- **AVAILABLE DATA**
··········

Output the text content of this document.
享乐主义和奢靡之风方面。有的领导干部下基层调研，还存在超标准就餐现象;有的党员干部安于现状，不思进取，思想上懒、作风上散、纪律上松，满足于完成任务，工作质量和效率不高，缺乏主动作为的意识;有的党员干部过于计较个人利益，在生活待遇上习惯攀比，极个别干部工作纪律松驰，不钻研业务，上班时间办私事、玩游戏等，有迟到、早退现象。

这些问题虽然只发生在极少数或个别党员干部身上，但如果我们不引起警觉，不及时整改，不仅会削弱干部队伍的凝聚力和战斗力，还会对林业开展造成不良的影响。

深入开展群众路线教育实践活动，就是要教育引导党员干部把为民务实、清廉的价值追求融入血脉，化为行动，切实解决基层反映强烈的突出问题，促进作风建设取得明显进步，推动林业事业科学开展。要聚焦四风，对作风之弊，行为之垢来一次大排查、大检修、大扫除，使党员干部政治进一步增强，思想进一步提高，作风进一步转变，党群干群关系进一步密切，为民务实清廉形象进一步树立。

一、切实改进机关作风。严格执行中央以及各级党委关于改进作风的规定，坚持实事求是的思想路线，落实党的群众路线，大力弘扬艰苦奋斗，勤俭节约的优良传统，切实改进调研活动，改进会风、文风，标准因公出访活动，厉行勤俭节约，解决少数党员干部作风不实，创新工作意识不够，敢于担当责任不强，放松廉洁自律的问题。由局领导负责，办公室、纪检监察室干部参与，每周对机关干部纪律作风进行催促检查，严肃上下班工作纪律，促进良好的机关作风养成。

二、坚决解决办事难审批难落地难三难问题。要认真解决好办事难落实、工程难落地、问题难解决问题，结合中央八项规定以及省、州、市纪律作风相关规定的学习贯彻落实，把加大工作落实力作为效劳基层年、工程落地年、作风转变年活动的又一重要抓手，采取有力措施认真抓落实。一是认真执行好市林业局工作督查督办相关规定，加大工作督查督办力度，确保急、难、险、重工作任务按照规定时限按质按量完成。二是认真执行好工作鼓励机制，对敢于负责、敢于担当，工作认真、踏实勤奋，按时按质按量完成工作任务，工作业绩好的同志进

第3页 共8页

··········

- **REQUEST**
Reproduce the data in full, exactly as presented.

- **ANSWER TO THE EXERCISE**
Output the text content of this document.
享乐主义和奢靡之风方面。有的领导干部下基层调研，还存在超标准就餐现象;有的党员干部安于现状，不思进取，思想上懒、作风上散、纪律上松，满足于完成任务，工作质量和效率不高，缺乏主动作为的意识;有的党员干部过于计较个人利益，在生活待遇上习惯攀比，极个别干部工作纪律松驰，不钻研业务，上班时间办私事、玩游戏等，有迟到、早退现象。

这些问题虽然只发生在极少数或个别党员干部身上，但如果我们不引起警觉，不及时整改，不仅会削弱干部队伍的凝聚力和战斗力，还会对林业开展造成不良的影响。

深入开展群众路线教育实践活动，就是要教育引导党员干部把为民务实、清廉的价值追求融入血脉，化为行动，切实解决基层反映强烈的突出问题，促进作风建设取得明显进步，推动林业事业科学开展。要聚焦四风，对作风之弊，行为之垢来一次大排查、大检修、大扫除，使党员干部政治进一步增强，思想进一步提高，作风进一步转变，党群干群关系进一步密切，为民务实清廉形象进一步树立。

一、切实改进机关作风。严格执行中央以及各级党委关于改进作风的规定，坚持实事求是的思想路线，落实党的群众路线，大力弘扬艰苦奋斗，勤俭节约的优良传统，切实改进调研活动，改进会风、文风，标准因公出访活动，厉行勤俭节约，解决少数党员干部作风不实，创新工作意识不够，敢于担当责任不强，放松廉洁自律的问题。由局领导负责，办公室、纪检监察室干部参与，每周对机关干部纪律作风进行催促检查，严肃上下班工作纪律，促进良好的机关作风养成。

二、坚决解决办事难审批难落地难三难问题。要认真解决好办事难落实、工程难落地、问题难解决问题，结合中央八项规定以及省、州、市纪律作风相关规定的学习贯彻落实，把加大工作落实力作为效劳基层年、工程落地年、作风转变年活动的又一重要抓手，采取有力措施认真抓落实。一是认真执行好市林业局工作督查督办相关规定，加大工作督查督办力度，确保急、难、险、重工作任务按照规定时限按质按量完成。二是认真执行好工作鼓励机制，对敢于负责、敢于担当，工作认真、踏实勤奋，按时按质按量完成工作任务，工作业绩好的同志进

第3页 共8页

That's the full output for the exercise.